* [WORK TO BE COMPLETED]: Every line holding the string "Commission" should be gathered.

— BEGIN SOURCE RECORDS —

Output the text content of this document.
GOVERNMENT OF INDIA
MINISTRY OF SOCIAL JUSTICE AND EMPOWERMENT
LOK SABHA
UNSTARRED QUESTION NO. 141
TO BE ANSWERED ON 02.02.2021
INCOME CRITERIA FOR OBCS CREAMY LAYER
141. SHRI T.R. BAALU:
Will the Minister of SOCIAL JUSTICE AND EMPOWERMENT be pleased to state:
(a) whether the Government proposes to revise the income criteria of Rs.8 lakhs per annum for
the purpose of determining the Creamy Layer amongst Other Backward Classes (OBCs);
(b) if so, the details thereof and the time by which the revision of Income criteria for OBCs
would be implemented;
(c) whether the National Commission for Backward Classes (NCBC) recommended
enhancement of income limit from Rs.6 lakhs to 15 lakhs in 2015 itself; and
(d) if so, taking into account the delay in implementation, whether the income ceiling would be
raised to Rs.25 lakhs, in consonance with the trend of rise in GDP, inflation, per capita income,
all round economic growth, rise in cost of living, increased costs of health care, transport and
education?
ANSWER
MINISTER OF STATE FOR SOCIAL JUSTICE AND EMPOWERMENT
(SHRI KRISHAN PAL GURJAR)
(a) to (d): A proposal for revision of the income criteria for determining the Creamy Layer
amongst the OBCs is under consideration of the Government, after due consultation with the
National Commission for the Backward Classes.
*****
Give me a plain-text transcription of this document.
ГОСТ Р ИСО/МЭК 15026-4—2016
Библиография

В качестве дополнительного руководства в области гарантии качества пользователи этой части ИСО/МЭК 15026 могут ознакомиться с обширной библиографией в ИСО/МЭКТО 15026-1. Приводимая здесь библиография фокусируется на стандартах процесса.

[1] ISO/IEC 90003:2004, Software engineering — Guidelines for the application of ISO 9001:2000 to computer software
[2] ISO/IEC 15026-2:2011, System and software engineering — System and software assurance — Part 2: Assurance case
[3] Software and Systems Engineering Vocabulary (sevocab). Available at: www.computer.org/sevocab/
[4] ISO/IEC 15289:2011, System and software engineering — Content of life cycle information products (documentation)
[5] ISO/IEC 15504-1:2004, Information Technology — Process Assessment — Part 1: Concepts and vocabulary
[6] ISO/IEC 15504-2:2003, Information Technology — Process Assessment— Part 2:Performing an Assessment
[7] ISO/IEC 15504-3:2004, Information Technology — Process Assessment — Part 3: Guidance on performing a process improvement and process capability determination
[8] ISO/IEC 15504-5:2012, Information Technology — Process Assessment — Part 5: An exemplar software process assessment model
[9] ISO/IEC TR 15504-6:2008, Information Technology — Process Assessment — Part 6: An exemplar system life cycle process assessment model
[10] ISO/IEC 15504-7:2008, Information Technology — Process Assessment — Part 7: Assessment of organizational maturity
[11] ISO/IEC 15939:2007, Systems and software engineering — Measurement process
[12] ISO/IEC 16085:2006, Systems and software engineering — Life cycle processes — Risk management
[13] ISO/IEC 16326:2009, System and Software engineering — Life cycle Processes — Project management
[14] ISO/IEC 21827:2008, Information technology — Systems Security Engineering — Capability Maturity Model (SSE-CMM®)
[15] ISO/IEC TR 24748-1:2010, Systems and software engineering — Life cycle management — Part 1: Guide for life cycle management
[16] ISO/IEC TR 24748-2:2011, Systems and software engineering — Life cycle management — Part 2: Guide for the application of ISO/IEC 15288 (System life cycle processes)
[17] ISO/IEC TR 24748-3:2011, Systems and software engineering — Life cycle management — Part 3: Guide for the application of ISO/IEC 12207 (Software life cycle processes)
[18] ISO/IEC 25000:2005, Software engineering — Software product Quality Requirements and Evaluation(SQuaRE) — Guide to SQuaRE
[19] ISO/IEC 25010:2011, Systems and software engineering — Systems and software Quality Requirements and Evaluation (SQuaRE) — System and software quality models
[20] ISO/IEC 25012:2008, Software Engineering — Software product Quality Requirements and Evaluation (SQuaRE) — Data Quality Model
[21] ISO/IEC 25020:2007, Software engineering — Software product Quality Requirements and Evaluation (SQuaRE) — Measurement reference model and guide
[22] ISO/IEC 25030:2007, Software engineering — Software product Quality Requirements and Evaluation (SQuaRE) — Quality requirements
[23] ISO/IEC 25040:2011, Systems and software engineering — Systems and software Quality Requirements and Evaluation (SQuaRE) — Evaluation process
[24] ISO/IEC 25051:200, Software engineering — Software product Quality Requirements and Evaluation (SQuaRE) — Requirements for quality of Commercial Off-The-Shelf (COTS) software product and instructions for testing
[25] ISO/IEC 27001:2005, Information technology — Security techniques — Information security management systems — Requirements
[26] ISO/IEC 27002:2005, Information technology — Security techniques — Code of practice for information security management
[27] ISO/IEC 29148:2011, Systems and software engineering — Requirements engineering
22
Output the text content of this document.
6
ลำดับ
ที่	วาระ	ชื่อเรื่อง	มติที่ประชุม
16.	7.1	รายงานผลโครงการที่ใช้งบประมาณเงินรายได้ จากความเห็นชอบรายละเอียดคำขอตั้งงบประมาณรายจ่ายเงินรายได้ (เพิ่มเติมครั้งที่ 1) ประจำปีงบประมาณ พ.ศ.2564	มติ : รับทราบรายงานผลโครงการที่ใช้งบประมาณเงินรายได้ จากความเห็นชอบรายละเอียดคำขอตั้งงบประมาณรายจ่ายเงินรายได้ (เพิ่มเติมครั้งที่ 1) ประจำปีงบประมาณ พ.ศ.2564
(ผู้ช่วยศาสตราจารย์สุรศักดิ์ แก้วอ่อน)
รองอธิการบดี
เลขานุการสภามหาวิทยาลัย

— END SOURCE RECORDS —

* [SOLUTION BELOW]:
(c) whether the National Commission for Backward Classes (NCBC) recommended
National Commission for the Backward Classes.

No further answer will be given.